■ YOUR TASK
Check each line of the records below and collect those that include the word "with".

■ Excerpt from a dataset
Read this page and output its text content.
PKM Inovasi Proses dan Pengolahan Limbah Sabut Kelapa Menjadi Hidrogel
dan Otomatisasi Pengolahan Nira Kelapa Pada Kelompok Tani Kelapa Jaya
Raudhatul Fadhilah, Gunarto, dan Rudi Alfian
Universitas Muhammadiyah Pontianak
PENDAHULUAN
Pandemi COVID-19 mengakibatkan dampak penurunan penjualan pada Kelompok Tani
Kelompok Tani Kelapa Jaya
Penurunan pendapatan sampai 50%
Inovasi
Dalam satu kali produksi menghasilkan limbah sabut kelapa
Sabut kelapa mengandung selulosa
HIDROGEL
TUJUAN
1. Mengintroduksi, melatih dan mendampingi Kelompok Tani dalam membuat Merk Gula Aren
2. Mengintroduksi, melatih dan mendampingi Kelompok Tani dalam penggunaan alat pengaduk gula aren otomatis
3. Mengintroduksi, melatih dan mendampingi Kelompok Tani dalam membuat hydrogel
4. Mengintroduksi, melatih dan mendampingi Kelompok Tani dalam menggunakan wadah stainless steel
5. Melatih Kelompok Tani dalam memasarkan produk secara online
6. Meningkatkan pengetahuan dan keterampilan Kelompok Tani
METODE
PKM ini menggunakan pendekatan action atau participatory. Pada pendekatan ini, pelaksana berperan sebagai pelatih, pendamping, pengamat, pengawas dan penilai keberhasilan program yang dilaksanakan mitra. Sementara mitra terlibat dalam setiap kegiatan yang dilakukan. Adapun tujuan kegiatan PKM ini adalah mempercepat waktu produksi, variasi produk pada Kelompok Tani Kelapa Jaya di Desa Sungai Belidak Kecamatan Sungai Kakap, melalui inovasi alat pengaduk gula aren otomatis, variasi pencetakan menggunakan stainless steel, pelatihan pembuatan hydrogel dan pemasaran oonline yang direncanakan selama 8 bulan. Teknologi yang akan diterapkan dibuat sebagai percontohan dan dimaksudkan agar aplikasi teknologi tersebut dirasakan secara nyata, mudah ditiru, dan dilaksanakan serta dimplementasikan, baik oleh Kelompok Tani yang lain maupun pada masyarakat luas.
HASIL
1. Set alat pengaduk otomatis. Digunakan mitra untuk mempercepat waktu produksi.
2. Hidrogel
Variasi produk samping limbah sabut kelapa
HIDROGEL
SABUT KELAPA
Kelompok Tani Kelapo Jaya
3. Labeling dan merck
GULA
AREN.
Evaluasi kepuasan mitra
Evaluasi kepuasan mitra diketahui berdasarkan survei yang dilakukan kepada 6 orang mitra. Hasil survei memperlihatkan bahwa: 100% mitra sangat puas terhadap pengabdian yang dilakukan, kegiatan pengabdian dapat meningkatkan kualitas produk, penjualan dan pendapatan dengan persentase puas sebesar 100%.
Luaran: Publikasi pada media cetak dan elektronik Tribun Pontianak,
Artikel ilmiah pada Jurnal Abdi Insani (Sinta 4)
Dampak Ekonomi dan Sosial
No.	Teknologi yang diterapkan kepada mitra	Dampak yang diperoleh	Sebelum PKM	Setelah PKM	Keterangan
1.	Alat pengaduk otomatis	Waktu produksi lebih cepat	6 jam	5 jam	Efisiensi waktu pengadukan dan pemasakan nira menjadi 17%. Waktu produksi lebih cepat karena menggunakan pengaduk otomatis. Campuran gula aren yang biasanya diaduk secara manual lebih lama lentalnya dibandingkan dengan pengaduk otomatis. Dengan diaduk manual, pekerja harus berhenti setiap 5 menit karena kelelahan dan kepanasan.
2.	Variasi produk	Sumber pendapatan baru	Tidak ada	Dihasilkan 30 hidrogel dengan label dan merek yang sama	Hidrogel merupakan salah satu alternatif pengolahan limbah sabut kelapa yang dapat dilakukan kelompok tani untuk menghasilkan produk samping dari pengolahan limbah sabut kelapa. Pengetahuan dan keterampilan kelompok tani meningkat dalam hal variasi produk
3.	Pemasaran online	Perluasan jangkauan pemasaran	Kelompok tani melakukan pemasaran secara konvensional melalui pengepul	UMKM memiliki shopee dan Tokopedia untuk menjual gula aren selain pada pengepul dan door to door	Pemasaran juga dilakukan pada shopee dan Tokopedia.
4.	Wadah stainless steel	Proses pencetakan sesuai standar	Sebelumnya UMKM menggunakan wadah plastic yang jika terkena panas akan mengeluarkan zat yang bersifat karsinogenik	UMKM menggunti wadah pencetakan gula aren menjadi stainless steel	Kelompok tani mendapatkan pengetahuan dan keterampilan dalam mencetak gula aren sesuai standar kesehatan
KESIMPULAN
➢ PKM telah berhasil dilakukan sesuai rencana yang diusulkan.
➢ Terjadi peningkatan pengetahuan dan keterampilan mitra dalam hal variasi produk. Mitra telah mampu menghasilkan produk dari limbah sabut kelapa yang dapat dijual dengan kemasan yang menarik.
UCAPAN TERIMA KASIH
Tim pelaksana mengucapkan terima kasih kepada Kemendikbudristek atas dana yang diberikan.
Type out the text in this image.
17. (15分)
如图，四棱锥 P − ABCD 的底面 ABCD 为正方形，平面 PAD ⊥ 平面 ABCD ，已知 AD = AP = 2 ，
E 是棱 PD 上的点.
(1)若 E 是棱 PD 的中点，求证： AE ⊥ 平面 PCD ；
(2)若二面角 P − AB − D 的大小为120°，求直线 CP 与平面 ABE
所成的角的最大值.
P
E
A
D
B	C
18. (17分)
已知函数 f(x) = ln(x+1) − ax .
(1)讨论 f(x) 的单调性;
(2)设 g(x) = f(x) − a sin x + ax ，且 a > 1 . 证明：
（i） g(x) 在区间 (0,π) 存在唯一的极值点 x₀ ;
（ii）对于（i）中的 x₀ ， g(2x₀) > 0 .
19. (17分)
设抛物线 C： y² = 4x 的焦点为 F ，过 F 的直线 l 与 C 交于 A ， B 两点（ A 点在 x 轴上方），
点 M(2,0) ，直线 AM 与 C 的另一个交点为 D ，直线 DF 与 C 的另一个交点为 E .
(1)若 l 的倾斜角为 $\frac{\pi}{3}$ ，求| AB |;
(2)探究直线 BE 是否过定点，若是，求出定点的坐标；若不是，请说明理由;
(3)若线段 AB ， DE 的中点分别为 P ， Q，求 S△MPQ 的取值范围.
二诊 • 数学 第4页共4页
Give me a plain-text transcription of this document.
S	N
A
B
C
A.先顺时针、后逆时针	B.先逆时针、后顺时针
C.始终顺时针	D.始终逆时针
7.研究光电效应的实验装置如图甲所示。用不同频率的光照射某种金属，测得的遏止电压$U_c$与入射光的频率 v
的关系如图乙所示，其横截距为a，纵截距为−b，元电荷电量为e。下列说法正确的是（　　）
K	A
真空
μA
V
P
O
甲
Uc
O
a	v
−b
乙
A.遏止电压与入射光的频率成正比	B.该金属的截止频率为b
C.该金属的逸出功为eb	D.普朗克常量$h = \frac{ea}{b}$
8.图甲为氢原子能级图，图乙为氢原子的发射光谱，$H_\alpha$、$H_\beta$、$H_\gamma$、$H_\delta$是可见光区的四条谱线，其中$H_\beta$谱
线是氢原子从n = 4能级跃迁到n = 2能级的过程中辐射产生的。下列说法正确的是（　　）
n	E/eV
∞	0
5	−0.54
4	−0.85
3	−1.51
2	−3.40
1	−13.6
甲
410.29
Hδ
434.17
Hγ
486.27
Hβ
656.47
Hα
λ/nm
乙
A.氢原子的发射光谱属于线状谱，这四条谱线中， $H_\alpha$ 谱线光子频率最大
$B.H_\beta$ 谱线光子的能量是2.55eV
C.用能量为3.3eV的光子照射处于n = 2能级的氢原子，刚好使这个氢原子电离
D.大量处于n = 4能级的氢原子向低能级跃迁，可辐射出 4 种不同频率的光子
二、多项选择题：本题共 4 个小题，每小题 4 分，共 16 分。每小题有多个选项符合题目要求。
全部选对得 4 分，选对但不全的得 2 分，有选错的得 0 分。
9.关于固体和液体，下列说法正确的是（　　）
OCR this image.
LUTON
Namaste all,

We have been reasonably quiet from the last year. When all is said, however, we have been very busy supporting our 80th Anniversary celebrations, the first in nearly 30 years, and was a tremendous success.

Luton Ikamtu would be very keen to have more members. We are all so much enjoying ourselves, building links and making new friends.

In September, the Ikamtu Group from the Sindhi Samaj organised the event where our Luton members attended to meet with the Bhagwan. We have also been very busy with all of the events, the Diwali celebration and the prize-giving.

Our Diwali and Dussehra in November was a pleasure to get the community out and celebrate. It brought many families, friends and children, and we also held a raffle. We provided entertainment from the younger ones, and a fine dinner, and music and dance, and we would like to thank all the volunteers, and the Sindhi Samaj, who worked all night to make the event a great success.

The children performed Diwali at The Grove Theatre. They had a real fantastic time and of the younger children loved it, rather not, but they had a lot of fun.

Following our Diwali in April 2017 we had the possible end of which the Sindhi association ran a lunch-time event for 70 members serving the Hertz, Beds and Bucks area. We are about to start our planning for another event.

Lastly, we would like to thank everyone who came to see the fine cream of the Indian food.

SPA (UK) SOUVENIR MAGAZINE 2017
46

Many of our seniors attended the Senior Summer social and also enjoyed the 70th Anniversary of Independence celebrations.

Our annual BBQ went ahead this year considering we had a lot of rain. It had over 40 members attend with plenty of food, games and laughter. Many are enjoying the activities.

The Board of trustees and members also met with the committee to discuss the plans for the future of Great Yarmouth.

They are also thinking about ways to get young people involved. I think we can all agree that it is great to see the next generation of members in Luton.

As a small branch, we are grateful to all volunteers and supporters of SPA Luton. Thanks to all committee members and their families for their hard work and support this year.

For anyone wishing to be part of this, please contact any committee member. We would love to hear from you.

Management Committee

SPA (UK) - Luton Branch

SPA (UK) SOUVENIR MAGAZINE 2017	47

■ ANSWER TO THE EXERCISE
In September, the Ikamtu Group from the Sindhi Samaj organised the event where our Luton members attended to meet with the Bhagwan. We have also been very busy with all of the events, the Diwali celebration and the prize-giving.
Our annual BBQ went ahead this year considering we had a lot of rain. It had over 40 members attend with plenty of food, games and laughter. Many are enjoying the activities.
The Board of trustees and members also met with the committee to discuss the plans for the future of Great Yarmouth.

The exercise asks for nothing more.